# Shop Fox W1727 DC?



## Paul W Gillespie (Jul 7, 2011)

Well since the Jet dust collector I was eyeing fell through, I am resuming the search. Not something I need this week or even for a while. I may try and use my shopvac on whatever tool I am using until I find the right fit DC for my uses and budget.

This Shop Fox W1727, with 1HP., 2.5 micron filter bag, caught my eye as a step above a shopvac, but still portable and compact. 





 
Is this something to look at or is just about as good as a shopvac and I should wait and either save my money or make the HF 2HP DC work for me?


----------



## woodnthings (Jan 24, 2009)

*Shop vacs and DC are not the same*

A dust collector moves large volumes of air at low velocities or pressures.
A shop vac will move smaller amounts of air at higher velocities.
The filter in a shop vac is huge compared to a shop vac and therefore will not clog as soon when dealing with fine dust. A dust collector will collect larger "chips" from jointers and planers that would clog the hose on a shop vac although some folks including me, use them with success on portable planers. The shop vac barrel will fill sooner with steady use of a planer or jointer making face cuts. A shop vac is about 3 - 4 times as noisy as a dust collector....JAWAG ......:huh:
The Shop Fox dust collector is similar to the 1 HP Jet, Delta, Grizzly and others. For my money I'd still get the Harbor Freight 2 HP and improve the bag. A few more dollars spent now on something as important to your health will pay off in the long run.  bill


----------



## Paul W Gillespie (Jul 7, 2011)

→ **WRITTEN EXERCISE 1**: In the dust collector thread, change "shopvac" to "shop vacuum" throughout the part that opens with the words containing "# Shop Fox W1727" and closes with "portable and compact.".
→ **WRITTEN EXERCISE 2**: Continue the dust collector thread from where it stops.
The rows after this point are separate material, apart from the dust collector thread.

→ **LISTED ENTRIES**:
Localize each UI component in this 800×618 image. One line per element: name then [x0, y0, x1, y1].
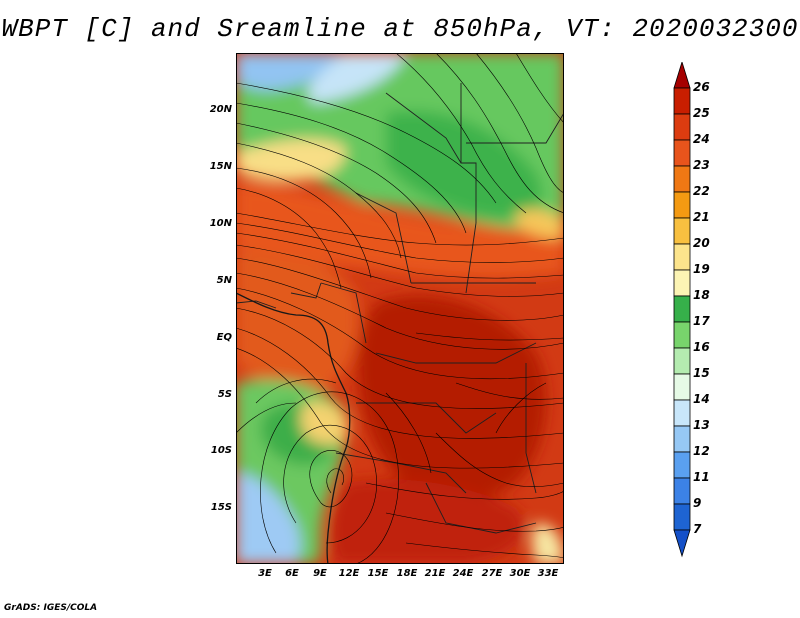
colorbar-segment: [673, 425, 691, 453]
colorbar-segment: [673, 451, 691, 479]
colorbar-label: 16: [693, 340, 710, 354]
colorbar-label: 18: [693, 288, 710, 302]
coastline: [236, 292, 351, 564]
colorbar-label: 14: [693, 392, 710, 406]
colorbar-label: 25: [693, 106, 710, 120]
colorbar-label: 26: [693, 80, 710, 94]
country-boundaries: [236, 83, 564, 534]
lat-tick-label: 15N: [209, 161, 232, 172]
colorbar-segment: [673, 347, 691, 375]
lon-tick-label: 30E: [509, 568, 531, 579]
colorbar-segment: [673, 139, 691, 167]
wbpt-field-25-core: [357, 295, 547, 501]
wbpt-field-13-nw: [236, 53, 346, 91]
wbpt-field-14-nw: [307, 53, 406, 103]
colorbar-top-arrow: [673, 62, 691, 89]
colorbar-segment: [673, 373, 691, 401]
colorbar-segment: [673, 165, 691, 193]
colorbar-segment: [673, 399, 691, 427]
map-frame: [236, 53, 564, 564]
colorbar-segment: [673, 113, 691, 141]
colorbar-segment: [673, 191, 691, 219]
colorbar-label: 20: [693, 236, 710, 250]
colorbar-label: 15: [693, 366, 710, 380]
colorbar-label: 7: [693, 522, 702, 536]
lon-tick-label: 12E: [338, 568, 360, 579]
lat-tick-label: 5S: [217, 389, 232, 400]
lon-tick-label: 21E: [424, 568, 446, 579]
colorbar-label: 9: [693, 496, 702, 510]
wbpt-field-25-south: [330, 479, 524, 564]
lon-tick-label: 6E: [285, 568, 299, 579]
wbpt-field-18-se: [531, 523, 564, 564]
colorbar-label: 21: [693, 210, 710, 224]
colorbar-label: 12: [693, 444, 710, 458]
colorbar-label: 24: [693, 132, 710, 146]
wbpt-field-20-ne: [516, 208, 564, 239]
lon-tick-label: 27E: [481, 568, 503, 579]
lon-tick-label: 24E: [452, 568, 474, 579]
chart-title: WBPT [C] and Sreamline at 850hPa, VT: 20…: [1, 14, 799, 44]
lat-tick-label: EQ: [216, 332, 232, 343]
wbpt-field-19-sw: [300, 402, 349, 445]
colorbar-label: 13: [693, 418, 710, 432]
map-panel: [236, 53, 564, 564]
colorbar-segment: [673, 87, 691, 115]
lon-tick-label: 18E: [396, 568, 418, 579]
colorbar: [673, 62, 691, 558]
colorbar-segment: [673, 503, 691, 531]
lat-tick-label: 15S: [210, 502, 232, 513]
colorbar-segment: [673, 477, 691, 505]
colorbar-segment: [673, 217, 691, 245]
lat-tick-label: 20N: [209, 104, 232, 115]
colorbar-label: 11: [693, 470, 710, 484]
colorbar-label: 17: [693, 314, 710, 328]
credit-text: GrADS: IGES/COLA: [4, 603, 98, 613]
lon-tick-label: 15E: [367, 568, 389, 579]
colorbar-segment: [673, 243, 691, 271]
lon-tick-label: 33E: [537, 568, 559, 579]
colorbar-segment: [673, 269, 691, 297]
colorbar-segment: [673, 295, 691, 323]
lon-tick-label: 3E: [258, 568, 272, 579]
lat-tick-label: 10N: [209, 218, 232, 229]
colorbar-label: 23: [693, 158, 710, 172]
lat-tick-label: 5N: [216, 275, 232, 286]
wbpt-field-13-sw: [236, 473, 301, 564]
lon-tick-label: 9E: [313, 568, 327, 579]
colorbar-label: 22: [693, 184, 710, 198]
streamlines: [236, 53, 564, 564]
colorbar-segment: [673, 321, 691, 349]
lat-tick-label: 10S: [210, 445, 232, 456]
colorbar-label: 19: [693, 262, 710, 276]
colorbar-bottom-arrow: [673, 529, 691, 558]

→ **EXERCISE OUTPUT 1**:
# Shop Fox W1727 DC?



## Paul W Gillespie (Jul 7, 2011)

Well since the Jet dust collector I was eyeing fell through, I am resuming the search. Not something I need this week or even for a while. I may try and use my shop vacuum on whatever tool I am using until I find the right fit DC for my uses and budget.

This Shop Fox W1727, with 1HP., 2.5 micron filter bag, caught my eye as a step above a shop vacuum, but still portable and compact.

→ **EXERCISE OUTPUT 2**:
Thanks Woodnthings, that is why I ask the questions. You folks are awesome and always willing to share. Looks like the HF is the one I will be looking at more closely. I still have time until my shop is ready to cut wood and I need some other things. Not sure if I should put the DC ahead of things like a DP or other things I think I will need and I need a lot, not just power tools but things like clamps and other hand tools.


----------



## knotscott (Nov 8, 2007)

Ditto what Bill said. :thumbsup:


----------



## chsdiyer (Dec 12, 2011)

Hey guys, i'm looking at this same shop fox dust collector and came across this thread. I've seen many people recommend the HF dust collector (with bag upgrade) but my problem is, this unit pulls 20A and that's what my breakers are rated to. My "shop" is in a spare room in my house right now so I want to get a good dust collector. Is the shop fox not adequate for a small (one tool at a time) shop? Is there another you might recommend? The shop fox has good reviews on Amazon. As does the porter cable


----------



## haugerm (Nov 19, 2009)

The HF specs are pretty grossly exaggerated. Still a good machine, though. You'll have no problem running it on a 20 amp circuit. I never have.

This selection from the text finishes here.